Records excerpted from a collection
◆ ◆ ◆ ◆ ◆ ◆ ◆
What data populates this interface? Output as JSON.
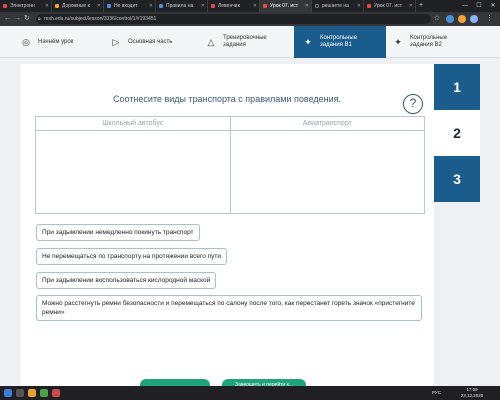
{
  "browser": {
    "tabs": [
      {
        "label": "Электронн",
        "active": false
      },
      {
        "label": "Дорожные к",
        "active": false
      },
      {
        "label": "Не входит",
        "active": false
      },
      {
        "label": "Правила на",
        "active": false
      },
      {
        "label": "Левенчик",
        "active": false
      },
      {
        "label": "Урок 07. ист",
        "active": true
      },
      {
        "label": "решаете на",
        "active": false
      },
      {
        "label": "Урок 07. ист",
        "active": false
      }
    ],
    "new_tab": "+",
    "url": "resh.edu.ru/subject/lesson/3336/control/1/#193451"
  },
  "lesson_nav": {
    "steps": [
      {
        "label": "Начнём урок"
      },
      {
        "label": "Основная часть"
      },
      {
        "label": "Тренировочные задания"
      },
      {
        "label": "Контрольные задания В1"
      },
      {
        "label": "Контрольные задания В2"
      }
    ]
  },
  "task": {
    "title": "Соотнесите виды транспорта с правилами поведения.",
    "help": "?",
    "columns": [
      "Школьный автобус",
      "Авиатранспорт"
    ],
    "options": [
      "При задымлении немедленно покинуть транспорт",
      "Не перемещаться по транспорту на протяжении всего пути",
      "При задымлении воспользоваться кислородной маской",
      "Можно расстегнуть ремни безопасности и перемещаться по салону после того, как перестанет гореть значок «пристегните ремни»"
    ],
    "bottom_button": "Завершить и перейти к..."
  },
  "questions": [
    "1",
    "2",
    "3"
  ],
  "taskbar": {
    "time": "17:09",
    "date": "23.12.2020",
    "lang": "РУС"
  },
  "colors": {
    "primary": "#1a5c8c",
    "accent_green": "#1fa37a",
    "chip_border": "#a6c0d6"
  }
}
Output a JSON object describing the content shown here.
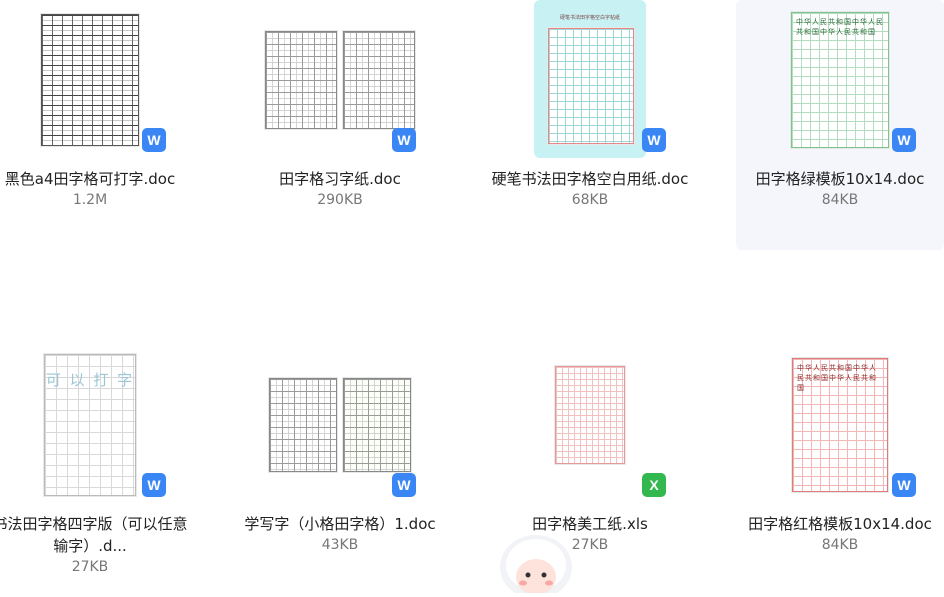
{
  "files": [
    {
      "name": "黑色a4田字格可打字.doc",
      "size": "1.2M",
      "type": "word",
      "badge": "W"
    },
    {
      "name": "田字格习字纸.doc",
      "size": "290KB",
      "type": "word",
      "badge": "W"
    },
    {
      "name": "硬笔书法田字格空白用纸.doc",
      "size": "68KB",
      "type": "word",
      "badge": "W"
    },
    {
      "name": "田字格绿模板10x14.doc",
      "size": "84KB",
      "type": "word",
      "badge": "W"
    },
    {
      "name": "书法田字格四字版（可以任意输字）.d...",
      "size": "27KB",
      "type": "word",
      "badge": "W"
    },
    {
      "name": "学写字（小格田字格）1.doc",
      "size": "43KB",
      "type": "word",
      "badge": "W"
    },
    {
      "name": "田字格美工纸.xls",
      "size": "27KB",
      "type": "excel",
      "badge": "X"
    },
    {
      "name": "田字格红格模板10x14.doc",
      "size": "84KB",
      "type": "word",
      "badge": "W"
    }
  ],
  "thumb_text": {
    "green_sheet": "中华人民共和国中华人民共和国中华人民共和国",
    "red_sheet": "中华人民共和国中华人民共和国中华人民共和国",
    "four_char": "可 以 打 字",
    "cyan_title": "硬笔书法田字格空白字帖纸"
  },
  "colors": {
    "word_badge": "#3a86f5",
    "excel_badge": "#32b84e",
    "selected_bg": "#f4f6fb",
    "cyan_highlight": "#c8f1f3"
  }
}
◆ ◆ ◆ ◆ ◆ ◆ ◆
WHAT THIS TASK INVOLVES —
Report only a number: how many lines in the material above contain the string "size".

TASK RESPONSE —
8